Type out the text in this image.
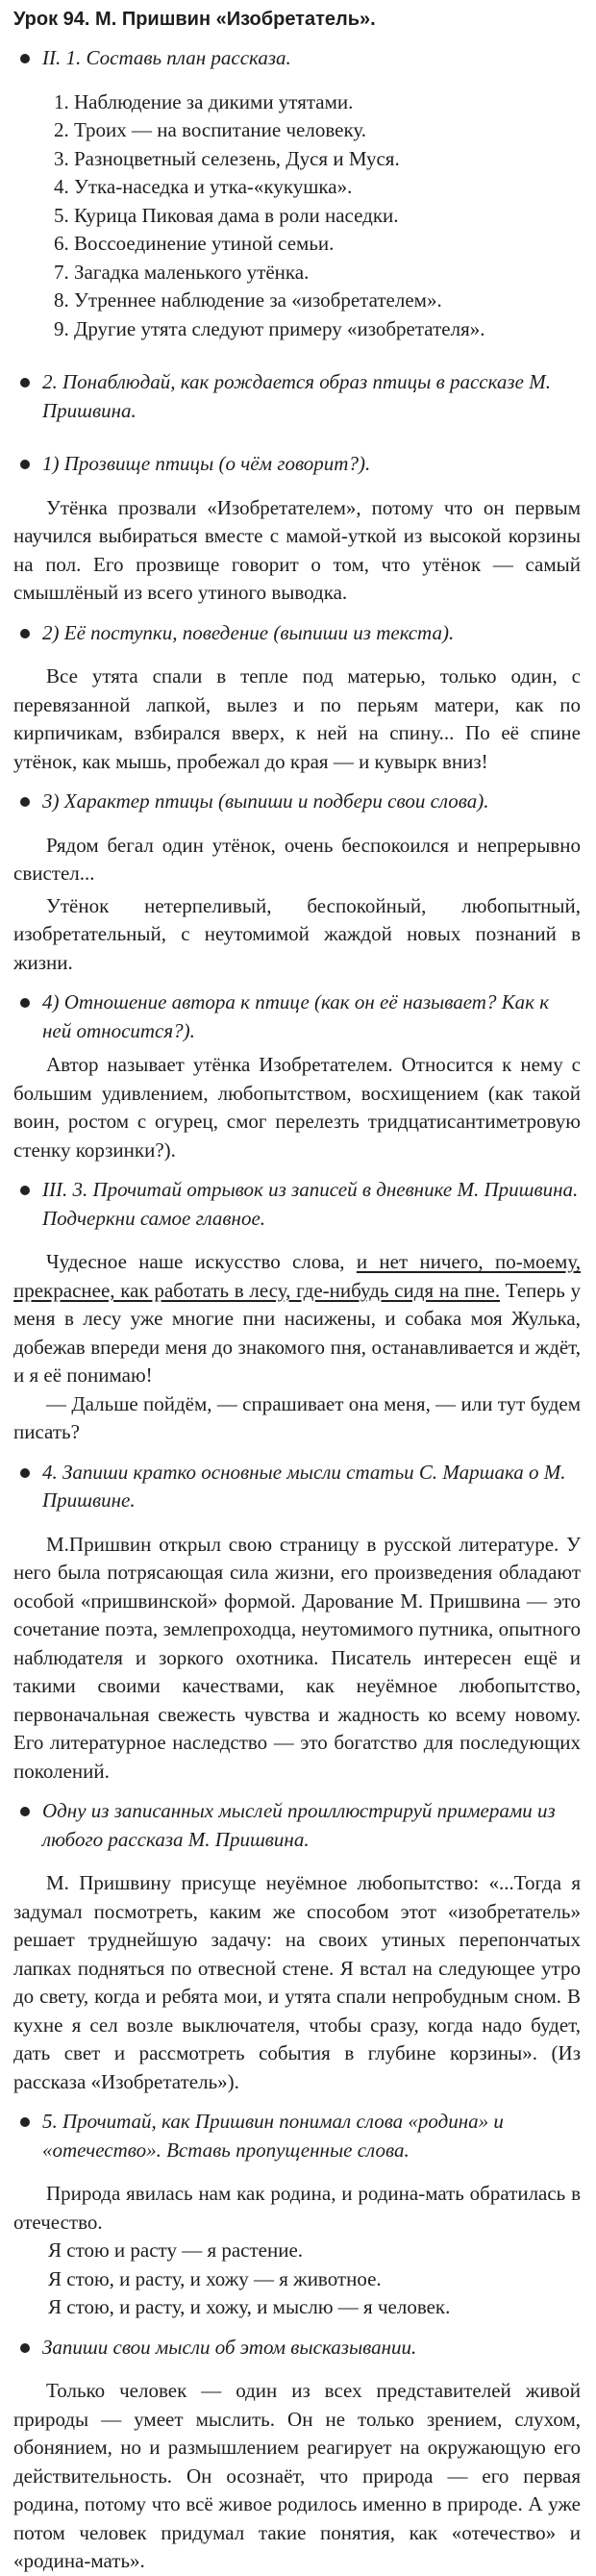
Урок 94. М. Пришвин «Изобретатель».
II. 1. Составь план рассказа.
1. Наблюдение за дикими утятами.
2. Троих — на воспитание человеку.
3. Разноцветный селезень, Дуся и Муся.
4. Утка-наседка и утка-«кукушка».
5. Курица Пиковая дама в роли наседки.
6. Воссоединение утиной семьи.
7. Загадка маленького утёнка.
8. Утреннее наблюдение за «изобретателем».
9. Другие утята следуют примеру «изобретателя».
2. Понаблюдай, как рождается образ птицы в рассказе М. Пришвина.
1) Прозвище птицы (о чём говорит?).

Утёнка прозвали «Изобретателем», потому что он первым научился выбираться вместе с мамой-уткой из высокой корзины на пол. Его прозвище говорит о том, что утёнок — самый смышлёный из всего утиного выводка.

2) Её поступки, поведение (выпиши из текста).

Все утята спали в тепле под матерью, только один, с перевязанной лапкой, вылез и по перьям матери, как по кирпичикам, взбирался вверх, к ней на спину... По её спине утёнок, как мышь, пробежал до края — и кувырк вниз!

3) Характер птицы (выпиши и подбери свои слова).

Рядом бегал один утёнок, очень беспокоился и непрерывно свистел...

Утёнок нетерпеливый, беспокойный, любопытный, изобретательный, с неутомимой жаждой новых познаний в жизни.

4) Отношение автора к птице (как он её называет? Как к ней относится?).

Автор называет утёнка Изобретателем. Относится к нему с большим удивлением, любопытством, восхищением (как такой воин, ростом с огурец, смог перелезть тридцатисантиметровую стенку корзинки?).

III. 3. Прочитай отрывок из записей в дневнике М. Пришвина. Подчеркни самое главное.

Чудесное наше искусство слова, и нет ничего, по-моему, прекраснее, как работать в лесу, где-нибудь сидя на пне. Теперь у меня в лесу уже многие пни насижены, и собака моя Жулька, добежав впереди меня до знакомого пня, останавливается и ждёт, и я её понимаю!

— Дальше пойдём, — спрашивает она меня, — или тут будем писать?

4. Запиши кратко основные мысли статьи С. Маршака о М. Пришвине.

М.Пришвин открыл свою страницу в русской литературе. У него была потрясающая сила жизни, его произведения обладают особой «пришвинской» формой. Дарование М. Пришвина — это сочетание поэта, землепроходца, неутомимого путника, опытного наблюдателя и зоркого охотника. Писатель интересен ещё и такими своими качествами, как неуёмное любопытство, первоначальная свежесть чувства и жадность ко всему новому. Его литературное наследство — это богатство для последующих поколений.

Одну из записанных мыслей проиллюстрируй примерами из любого рассказа М. Пришвина.

М. Пришвину присуще неуёмное любопытство: «...Тогда я задумал посмотреть, каким же способом этот «изобретатель» решает труднейшую задачу: на своих утиных перепончатых лапках подняться по отвесной стене. Я встал на следующее утро до свету, когда и ребята мои, и утята спали непробудным сном. В кухне я сел возле выключателя, чтобы сразу, когда надо будет, дать свет и рассмотреть события в глубине корзины». (Из рассказа «Изобретатель»).

5. Прочитай, как Пришвин понимал слова «родина» и «отечество». Вставь пропущенные слова.

Природа явилась нам как родина, и родина-мать обратилась в отечество.

Я стою и расту — я растение.

Я стою, и расту, и хожу — я животное.

Я стою, и расту, и хожу, и мыслю — я человек.

Запиши свои мысли об этом высказывании.

Только человек — один из всех представителей живой природы — умеет мыслить. Он не только зрением, слухом, обонянием, но и размышлением реагирует на окружающую его действительность. Он осознаёт, что природа — его первая родина, потому что всё живое родилось именно в природе. А уже потом человек придумал такие понятия, как «отечество» и «родина-мать».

DIRECTION →
Reproduce each record from above exactly; pictures do not belong in the copy.

THE RESULT →
Type out the text in this image.
Урок 94. М. Пришвин «Изобретатель».
II. 1. Составь план рассказа.
1. Наблюдение за дикими утятами.
2. Троих — на воспитание человеку.
3. Разноцветный селезень, Дуся и Муся.
4. Утка-наседка и утка-«кукушка».
5. Курица Пиковая дама в роли наседки.
6. Воссоединение утиной семьи.
7. Загадка маленького утёнка.
8. Утреннее наблюдение за «изобретателем».
9. Другие утята следуют примеру «изобретателя».
2. Понаблюдай, как рождается образ птицы в рассказе М. Пришвина.
1) Прозвище птицы (о чём говорит?).

Утёнка прозвали «Изобретателем», потому что он первым научился выбираться вместе с мамой-уткой из высокой корзины на пол. Его прозвище говорит о том, что утёнок — самый смышлёный из всего утиного выводка.

2) Её поступки, поведение (выпиши из текста).

Все утята спали в тепле под матерью, только один, с перевязанной лапкой, вылез и по перьям матери, как по кирпичикам, взбирался вверх, к ней на спину... По её спине утёнок, как мышь, пробежал до края — и кувырк вниз!

3) Характер птицы (выпиши и подбери свои слова).

Рядом бегал один утёнок, очень беспокоился и непрерывно свистел...

Утёнок нетерпеливый, беспокойный, любопытный, изобретательный, с неутомимой жаждой новых познаний в жизни.

4) Отношение автора к птице (как он её называет? Как к ней относится?).

Автор называет утёнка Изобретателем. Относится к нему с большим удивлением, любопытством, восхищением (как такой воин, ростом с огурец, смог перелезть тридцатисантиметровую стенку корзинки?).

III. 3. Прочитай отрывок из записей в дневнике М. Пришвина. Подчеркни самое главное.

Чудесное наше искусство слова, и нет ничего, по-моему, прекраснее, как работать в лесу, где-нибудь сидя на пне. Теперь у меня в лесу уже многие пни насижены, и собака моя Жулька, добежав впереди меня до знакомого пня, останавливается и ждёт, и я её понимаю!

— Дальше пойдём, — спрашивает она меня, — или тут будем писать?

4. Запиши кратко основные мысли статьи С. Маршака о М. Пришвине.

М.Пришвин открыл свою страницу в русской литературе. У него была потрясающая сила жизни, его произведения обладают особой «пришвинской» формой. Дарование М. Пришвина — это сочетание поэта, землепроходца, неутомимого путника, опытного наблюдателя и зоркого охотника. Писатель интересен ещё и такими своими качествами, как неуёмное любопытство, первоначальная свежесть чувства и жадность ко всему новому. Его литературное наследство — это богатство для последующих поколений.

Одну из записанных мыслей проиллюстрируй примерами из любого рассказа М. Пришвина.

М. Пришвину присуще неуёмное любопытство: «...Тогда я задумал посмотреть, каким же способом этот «изобретатель» решает труднейшую задачу: на своих утиных перепончатых лапках подняться по отвесной стене. Я встал на следующее утро до свету, когда и ребята мои, и утята спали непробудным сном. В кухне я сел возле выключателя, чтобы сразу, когда надо будет, дать свет и рассмотреть события в глубине корзины». (Из рассказа «Изобретатель»).

5. Прочитай, как Пришвин понимал слова «родина» и «отечество». Вставь пропущенные слова.

Природа явилась нам как родина, и родина-мать обратилась в отечество.

Я стою и расту — я растение.

Я стою, и расту, и хожу — я животное.

Я стою, и расту, и хожу, и мыслю — я человек.

Запиши свои мысли об этом высказывании.

Только человек — один из всех представителей живой природы — умеет мыслить. Он не только зрением, слухом, обонянием, но и размышлением реагирует на окружающую его действительность. Он осознаёт, что природа — его первая родина, потому что всё живое родилось именно в природе. А уже потом человек придумал такие понятия, как «отечество» и «родина-мать».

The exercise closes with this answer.